DIRECTIVE: Lift every line from the entries that includes the word "Procedure".

DATA SUPPLIED:
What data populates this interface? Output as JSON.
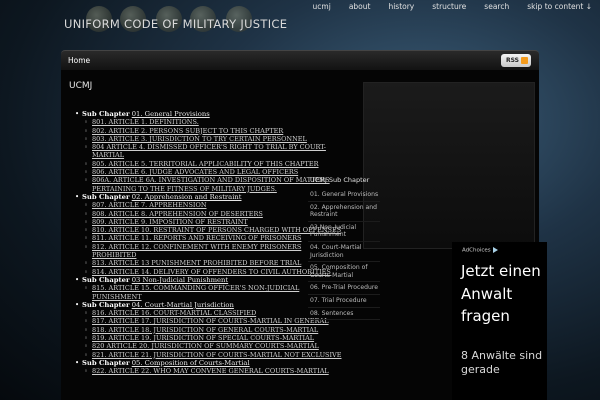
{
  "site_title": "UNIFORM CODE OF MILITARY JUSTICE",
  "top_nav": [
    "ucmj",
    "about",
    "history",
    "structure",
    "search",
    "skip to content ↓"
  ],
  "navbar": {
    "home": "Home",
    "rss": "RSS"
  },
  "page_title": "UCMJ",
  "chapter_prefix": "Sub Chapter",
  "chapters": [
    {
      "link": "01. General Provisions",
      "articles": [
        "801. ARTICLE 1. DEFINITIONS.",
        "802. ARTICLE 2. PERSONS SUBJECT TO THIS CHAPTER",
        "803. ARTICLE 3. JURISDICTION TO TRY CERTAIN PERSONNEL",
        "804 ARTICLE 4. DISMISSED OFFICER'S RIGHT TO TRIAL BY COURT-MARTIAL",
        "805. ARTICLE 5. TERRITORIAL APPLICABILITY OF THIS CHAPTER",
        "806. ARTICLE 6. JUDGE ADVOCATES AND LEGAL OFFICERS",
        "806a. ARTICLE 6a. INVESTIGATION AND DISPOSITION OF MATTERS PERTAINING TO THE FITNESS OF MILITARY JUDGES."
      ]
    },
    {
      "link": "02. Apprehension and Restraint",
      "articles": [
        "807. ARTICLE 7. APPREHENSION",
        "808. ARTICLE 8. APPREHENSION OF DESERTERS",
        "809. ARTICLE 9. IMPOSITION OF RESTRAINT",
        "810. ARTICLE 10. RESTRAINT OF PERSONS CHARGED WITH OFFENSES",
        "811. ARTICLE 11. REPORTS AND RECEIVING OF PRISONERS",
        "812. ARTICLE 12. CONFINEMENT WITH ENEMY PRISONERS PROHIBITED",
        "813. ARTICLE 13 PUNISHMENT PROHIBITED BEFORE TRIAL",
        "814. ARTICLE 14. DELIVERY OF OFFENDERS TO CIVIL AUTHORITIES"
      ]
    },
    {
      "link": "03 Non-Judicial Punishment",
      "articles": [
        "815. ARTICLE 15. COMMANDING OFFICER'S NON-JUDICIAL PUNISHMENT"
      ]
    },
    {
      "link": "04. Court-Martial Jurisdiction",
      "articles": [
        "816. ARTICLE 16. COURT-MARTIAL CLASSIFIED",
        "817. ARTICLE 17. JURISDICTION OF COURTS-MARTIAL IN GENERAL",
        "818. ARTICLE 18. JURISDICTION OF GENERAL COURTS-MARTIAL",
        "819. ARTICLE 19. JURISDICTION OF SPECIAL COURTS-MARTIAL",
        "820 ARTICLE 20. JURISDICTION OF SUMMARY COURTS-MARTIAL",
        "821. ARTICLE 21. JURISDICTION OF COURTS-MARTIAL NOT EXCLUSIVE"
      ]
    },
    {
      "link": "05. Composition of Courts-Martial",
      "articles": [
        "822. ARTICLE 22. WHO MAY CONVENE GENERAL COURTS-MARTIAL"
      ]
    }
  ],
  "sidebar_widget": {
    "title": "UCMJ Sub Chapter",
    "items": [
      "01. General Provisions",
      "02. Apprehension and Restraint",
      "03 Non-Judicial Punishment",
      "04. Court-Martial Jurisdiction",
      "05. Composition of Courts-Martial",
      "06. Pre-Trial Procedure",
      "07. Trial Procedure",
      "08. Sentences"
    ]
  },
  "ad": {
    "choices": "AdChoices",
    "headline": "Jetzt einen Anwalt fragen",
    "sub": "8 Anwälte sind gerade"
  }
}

TASK RESPONSE:
      "06. Pre-Trial Procedure",
      "07. Trial Procedure",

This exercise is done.